Data entries:
......
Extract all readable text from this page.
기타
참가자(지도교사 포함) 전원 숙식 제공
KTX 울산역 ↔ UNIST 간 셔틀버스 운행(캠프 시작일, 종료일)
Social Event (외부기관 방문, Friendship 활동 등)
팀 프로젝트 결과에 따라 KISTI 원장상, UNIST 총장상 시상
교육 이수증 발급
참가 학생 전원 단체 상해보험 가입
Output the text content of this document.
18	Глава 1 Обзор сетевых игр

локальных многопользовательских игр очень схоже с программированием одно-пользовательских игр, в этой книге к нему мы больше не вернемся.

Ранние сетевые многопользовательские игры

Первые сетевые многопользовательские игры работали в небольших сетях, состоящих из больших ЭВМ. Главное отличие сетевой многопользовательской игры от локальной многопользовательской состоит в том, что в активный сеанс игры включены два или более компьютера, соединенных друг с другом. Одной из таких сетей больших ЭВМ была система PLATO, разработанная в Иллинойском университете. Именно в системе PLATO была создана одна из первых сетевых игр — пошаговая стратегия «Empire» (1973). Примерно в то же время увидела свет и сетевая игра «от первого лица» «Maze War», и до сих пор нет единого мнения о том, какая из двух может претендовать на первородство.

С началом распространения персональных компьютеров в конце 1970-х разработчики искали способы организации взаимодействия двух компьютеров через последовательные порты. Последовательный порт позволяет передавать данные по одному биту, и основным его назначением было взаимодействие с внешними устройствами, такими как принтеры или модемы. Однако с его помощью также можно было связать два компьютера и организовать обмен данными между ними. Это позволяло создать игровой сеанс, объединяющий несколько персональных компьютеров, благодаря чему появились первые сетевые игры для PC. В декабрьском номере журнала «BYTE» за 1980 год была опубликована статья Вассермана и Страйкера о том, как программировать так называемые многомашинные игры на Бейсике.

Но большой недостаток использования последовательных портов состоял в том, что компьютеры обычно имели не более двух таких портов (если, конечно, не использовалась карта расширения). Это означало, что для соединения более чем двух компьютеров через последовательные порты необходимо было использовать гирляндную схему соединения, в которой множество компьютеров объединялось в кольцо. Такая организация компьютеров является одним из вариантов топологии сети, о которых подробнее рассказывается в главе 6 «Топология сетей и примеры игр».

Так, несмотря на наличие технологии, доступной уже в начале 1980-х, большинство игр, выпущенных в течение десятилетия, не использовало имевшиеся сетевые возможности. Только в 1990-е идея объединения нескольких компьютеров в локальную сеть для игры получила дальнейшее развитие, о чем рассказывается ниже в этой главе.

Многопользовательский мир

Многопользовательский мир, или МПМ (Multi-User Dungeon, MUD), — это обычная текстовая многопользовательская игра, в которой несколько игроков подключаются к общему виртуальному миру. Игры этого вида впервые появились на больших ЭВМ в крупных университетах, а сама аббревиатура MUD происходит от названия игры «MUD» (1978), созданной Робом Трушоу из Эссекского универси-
......
Aim of the exercise:
Using the data above, repeat every line exactly.

Written solution:
Extract all readable text from this page.
기타
참가자(지도교사 포함) 전원 숙식 제공
KTX 울산역 ↔ UNIST 간 셔틀버스 운행(캠프 시작일, 종료일)
Social Event (외부기관 방문, Friendship 활동 등)
팀 프로젝트 결과에 따라 KISTI 원장상, UNIST 총장상 시상
교육 이수증 발급
참가 학생 전원 단체 상해보험 가입
Output the text content of this document.
18	Глава 1 Обзор сетевых игр

локальных многопользовательских игр очень схоже с программированием одно-пользовательских игр, в этой книге к нему мы больше не вернемся.

Ранние сетевые многопользовательские игры

Первые сетевые многопользовательские игры работали в небольших сетях, состоящих из больших ЭВМ. Главное отличие сетевой многопользовательской игры от локальной многопользовательской состоит в том, что в активный сеанс игры включены два или более компьютера, соединенных друг с другом. Одной из таких сетей больших ЭВМ была система PLATO, разработанная в Иллинойском университете. Именно в системе PLATO была создана одна из первых сетевых игр — пошаговая стратегия «Empire» (1973). Примерно в то же время увидела свет и сетевая игра «от первого лица» «Maze War», и до сих пор нет единого мнения о том, какая из двух может претендовать на первородство.

С началом распространения персональных компьютеров в конце 1970-х разработчики искали способы организации взаимодействия двух компьютеров через последовательные порты. Последовательный порт позволяет передавать данные по одному биту, и основным его назначением было взаимодействие с внешними устройствами, такими как принтеры или модемы. Однако с его помощью также можно было связать два компьютера и организовать обмен данными между ними. Это позволяло создать игровой сеанс, объединяющий несколько персональных компьютеров, благодаря чему появились первые сетевые игры для PC. В декабрьском номере журнала «BYTE» за 1980 год была опубликована статья Вассермана и Страйкера о том, как программировать так называемые многомашинные игры на Бейсике.

Но большой недостаток использования последовательных портов состоял в том, что компьютеры обычно имели не более двух таких портов (если, конечно, не использовалась карта расширения). Это означало, что для соединения более чем двух компьютеров через последовательные порты необходимо было использовать гирляндную схему соединения, в которой множество компьютеров объединялось в кольцо. Такая организация компьютеров является одним из вариантов топологии сети, о которых подробнее рассказывается в главе 6 «Топология сетей и примеры игр».

Так, несмотря на наличие технологии, доступной уже в начале 1980-х, большинство игр, выпущенных в течение десятилетия, не использовало имевшиеся сетевые возможности. Только в 1990-е идея объединения нескольких компьютеров в локальную сеть для игры получила дальнейшее развитие, о чем рассказывается ниже в этой главе.

Многопользовательский мир

Многопользовательский мир, или МПМ (Multi-User Dungeon, MUD), — это обычная текстовая многопользовательская игра, в которой несколько игроков подключаются к общему виртуальному миру. Игры этого вида впервые появились на больших ЭВМ в крупных университетах, а сама аббревиатура MUD происходит от названия игры «MUD» (1978), созданной Робом Трушоу из Эссекского универси-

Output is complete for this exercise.